## EXERCISE INPUTS
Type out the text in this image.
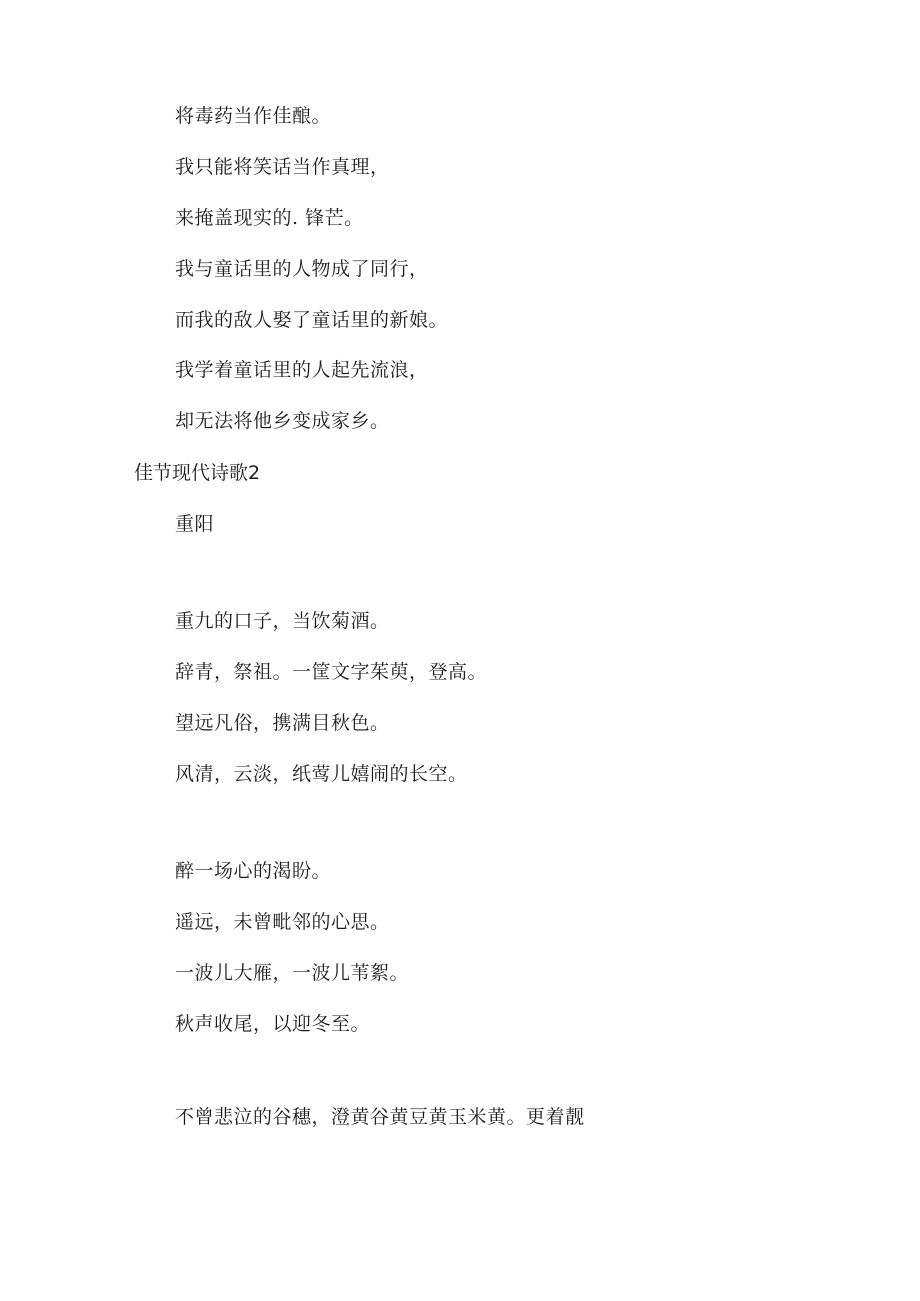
将毒药当作佳酿。
我只能将笑话当作真理，
来掩盖现实的. 锋芒。
我与童话里的人物成了同行，
而我的敌人娶了童话里的新娘。
我学着童话里的人起先流浪，
却无法将他乡变成家乡。
佳节现代诗歌2
重阳
重九的口子，当饮菊酒。
辞青，祭祖。一筐文字茱萸，登高。
望远凡俗，携满目秋色。
风清，云淡，纸莺儿嬉闹的长空。
醉一场心的渴盼。
遥远，未曾毗邻的心思。
一波儿大雁，一波儿苇絮。
秋声收尾，以迎冬至。
不曾悲泣的谷穗，澄黄谷黄豆黄玉米黄。更着靓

## AIM
Transcribe the records above exactly as they appear, leaving out any pictures.

## THE REPLY
Type out the text in this image.
将毒药当作佳酿。
我只能将笑话当作真理，
来掩盖现实的. 锋芒。
我与童话里的人物成了同行，
而我的敌人娶了童话里的新娘。
我学着童话里的人起先流浪，
却无法将他乡变成家乡。
佳节现代诗歌2
重阳
重九的口子，当饮菊酒。
辞青，祭祖。一筐文字茱萸，登高。
望远凡俗，携满目秋色。
风清，云淡，纸莺儿嬉闹的长空。
醉一场心的渴盼。
遥远，未曾毗邻的心思。
一波儿大雁，一波儿苇絮。
秋声收尾，以迎冬至。
不曾悲泣的谷穗，澄黄谷黄豆黄玉米黄。更着靓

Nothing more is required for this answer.